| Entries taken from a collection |

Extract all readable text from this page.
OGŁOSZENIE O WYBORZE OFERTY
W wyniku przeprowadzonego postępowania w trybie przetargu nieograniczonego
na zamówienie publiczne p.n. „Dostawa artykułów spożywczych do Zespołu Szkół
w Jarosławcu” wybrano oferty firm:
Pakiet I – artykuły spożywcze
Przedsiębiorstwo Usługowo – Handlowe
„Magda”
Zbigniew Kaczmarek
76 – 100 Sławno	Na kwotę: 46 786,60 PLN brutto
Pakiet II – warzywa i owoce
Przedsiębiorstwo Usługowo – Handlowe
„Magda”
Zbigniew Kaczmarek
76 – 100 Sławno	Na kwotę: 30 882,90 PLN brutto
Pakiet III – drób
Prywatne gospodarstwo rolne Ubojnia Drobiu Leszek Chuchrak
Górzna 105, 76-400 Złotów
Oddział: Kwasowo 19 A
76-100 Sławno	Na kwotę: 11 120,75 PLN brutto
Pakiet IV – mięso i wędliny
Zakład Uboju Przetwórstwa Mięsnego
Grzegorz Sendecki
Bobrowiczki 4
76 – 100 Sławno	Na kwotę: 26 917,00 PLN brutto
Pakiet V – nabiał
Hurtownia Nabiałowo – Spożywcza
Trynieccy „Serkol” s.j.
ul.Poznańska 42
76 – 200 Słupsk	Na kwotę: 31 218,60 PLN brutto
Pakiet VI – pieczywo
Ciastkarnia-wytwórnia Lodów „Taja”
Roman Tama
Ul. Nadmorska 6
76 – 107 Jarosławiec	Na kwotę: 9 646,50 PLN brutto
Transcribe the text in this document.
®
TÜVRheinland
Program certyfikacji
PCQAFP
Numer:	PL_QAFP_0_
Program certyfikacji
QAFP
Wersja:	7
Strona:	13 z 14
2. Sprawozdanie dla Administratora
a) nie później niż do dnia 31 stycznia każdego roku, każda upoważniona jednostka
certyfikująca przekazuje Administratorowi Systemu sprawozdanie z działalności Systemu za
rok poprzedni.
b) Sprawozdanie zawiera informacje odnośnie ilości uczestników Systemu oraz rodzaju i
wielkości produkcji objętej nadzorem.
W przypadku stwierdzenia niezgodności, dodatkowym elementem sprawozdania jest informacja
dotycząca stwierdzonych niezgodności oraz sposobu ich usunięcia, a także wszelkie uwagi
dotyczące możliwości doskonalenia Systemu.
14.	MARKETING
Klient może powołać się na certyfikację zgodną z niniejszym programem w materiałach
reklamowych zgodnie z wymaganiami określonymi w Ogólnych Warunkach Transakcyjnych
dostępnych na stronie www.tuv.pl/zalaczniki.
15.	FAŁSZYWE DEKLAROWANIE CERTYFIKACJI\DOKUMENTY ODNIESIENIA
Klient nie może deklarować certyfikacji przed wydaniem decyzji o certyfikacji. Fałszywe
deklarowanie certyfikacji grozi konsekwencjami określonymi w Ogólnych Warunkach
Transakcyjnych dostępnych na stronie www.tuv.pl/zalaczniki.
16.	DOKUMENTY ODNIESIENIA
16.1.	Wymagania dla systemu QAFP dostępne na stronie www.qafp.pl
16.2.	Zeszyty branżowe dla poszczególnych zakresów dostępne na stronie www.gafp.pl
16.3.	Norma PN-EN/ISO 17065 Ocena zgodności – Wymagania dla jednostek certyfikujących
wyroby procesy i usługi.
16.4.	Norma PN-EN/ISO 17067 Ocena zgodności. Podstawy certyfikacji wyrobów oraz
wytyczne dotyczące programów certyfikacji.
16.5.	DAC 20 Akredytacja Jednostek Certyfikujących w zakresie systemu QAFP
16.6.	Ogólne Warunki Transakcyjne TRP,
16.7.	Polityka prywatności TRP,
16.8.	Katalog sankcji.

| What you are asked to do |
Look through the entries above; copy each line where the string "Sławno" appears.

| Exercise result |
76 – 100 Sławno	Na kwotę: 46 786,60 PLN brutto
76 – 100 Sławno	Na kwotę: 30 882,90 PLN brutto
76-100 Sławno	Na kwotę: 11 120,75 PLN brutto
76 – 100 Sławno	Na kwotę: 26 917,00 PLN brutto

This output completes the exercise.